Search the listing for the string "think" and copy every line that contains it.

##########

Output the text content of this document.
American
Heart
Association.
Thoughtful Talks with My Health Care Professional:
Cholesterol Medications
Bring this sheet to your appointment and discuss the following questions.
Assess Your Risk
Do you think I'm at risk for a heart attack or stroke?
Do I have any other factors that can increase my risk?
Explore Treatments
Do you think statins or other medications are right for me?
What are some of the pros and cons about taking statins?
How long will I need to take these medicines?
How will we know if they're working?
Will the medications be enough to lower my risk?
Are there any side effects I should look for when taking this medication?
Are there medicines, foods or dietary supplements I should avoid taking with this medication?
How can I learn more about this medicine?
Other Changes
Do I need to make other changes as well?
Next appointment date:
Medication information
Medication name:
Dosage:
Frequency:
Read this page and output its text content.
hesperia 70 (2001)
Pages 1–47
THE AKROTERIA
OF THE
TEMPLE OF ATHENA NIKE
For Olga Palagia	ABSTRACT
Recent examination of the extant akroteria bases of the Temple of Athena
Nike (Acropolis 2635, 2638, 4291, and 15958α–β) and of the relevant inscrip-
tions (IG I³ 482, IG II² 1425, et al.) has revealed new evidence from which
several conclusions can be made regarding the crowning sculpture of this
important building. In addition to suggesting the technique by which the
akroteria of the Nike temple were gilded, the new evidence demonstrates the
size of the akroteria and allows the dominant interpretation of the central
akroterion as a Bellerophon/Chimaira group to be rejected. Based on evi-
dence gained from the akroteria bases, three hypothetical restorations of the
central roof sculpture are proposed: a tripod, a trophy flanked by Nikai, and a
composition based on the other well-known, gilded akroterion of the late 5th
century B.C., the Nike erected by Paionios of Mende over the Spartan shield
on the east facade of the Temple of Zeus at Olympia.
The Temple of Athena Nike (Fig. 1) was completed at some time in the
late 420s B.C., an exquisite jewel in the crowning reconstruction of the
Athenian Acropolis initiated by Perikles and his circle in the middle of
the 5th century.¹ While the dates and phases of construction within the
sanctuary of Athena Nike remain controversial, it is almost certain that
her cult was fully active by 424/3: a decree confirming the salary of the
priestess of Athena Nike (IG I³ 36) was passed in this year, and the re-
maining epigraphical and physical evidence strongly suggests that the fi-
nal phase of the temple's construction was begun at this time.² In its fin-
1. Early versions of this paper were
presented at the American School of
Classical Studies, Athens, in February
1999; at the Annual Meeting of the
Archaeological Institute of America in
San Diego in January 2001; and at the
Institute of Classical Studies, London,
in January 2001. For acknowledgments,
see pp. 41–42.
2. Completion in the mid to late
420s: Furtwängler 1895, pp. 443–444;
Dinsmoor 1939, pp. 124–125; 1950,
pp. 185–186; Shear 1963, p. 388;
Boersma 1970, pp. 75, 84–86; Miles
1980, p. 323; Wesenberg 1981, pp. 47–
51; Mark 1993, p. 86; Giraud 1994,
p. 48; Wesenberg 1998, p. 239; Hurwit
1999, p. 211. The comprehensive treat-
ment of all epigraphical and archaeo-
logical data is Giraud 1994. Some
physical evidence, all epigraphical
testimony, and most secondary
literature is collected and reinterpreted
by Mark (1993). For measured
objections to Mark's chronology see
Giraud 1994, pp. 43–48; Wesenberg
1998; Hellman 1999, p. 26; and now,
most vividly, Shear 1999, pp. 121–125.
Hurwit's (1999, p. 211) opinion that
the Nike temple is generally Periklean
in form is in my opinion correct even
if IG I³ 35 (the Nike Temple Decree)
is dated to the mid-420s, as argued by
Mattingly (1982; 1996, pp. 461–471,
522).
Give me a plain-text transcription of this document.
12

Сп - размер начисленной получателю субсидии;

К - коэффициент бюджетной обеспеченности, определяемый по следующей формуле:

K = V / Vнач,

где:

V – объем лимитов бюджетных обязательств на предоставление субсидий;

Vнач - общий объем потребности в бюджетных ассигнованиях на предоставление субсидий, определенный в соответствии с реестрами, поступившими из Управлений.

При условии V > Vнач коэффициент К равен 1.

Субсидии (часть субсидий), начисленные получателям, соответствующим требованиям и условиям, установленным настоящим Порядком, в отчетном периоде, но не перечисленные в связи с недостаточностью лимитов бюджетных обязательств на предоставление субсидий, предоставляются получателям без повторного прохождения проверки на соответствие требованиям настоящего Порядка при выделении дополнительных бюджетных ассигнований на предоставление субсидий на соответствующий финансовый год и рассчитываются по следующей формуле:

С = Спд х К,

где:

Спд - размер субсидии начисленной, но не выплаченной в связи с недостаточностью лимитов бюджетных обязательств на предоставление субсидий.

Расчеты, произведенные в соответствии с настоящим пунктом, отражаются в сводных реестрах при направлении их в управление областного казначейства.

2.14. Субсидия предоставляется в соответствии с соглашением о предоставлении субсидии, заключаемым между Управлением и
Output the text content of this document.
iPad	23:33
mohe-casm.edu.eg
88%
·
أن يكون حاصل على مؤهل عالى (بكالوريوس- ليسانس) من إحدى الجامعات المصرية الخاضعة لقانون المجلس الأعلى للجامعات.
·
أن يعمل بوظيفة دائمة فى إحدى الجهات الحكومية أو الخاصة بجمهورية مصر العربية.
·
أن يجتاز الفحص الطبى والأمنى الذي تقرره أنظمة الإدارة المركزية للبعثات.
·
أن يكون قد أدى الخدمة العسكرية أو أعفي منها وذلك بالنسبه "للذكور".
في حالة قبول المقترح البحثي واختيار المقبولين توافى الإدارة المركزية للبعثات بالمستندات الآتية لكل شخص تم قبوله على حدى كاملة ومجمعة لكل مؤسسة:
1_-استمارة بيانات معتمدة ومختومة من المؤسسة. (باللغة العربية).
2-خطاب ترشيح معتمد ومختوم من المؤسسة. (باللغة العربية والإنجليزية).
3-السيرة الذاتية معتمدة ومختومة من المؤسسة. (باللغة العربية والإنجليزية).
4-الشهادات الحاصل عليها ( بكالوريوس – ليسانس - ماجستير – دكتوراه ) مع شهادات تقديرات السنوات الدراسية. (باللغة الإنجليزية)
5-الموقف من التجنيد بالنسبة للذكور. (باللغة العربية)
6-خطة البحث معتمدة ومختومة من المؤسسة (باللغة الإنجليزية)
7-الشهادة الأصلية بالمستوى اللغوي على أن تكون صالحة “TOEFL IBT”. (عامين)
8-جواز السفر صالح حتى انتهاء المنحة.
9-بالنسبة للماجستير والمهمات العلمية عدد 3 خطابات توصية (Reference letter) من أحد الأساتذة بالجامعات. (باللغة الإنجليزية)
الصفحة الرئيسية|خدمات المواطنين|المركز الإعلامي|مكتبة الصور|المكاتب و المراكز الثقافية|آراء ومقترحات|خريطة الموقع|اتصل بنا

##########

● **Complete output**
Do you think I'm at risk for a heart attack or stroke?
Do you think statins or other medications are right for me?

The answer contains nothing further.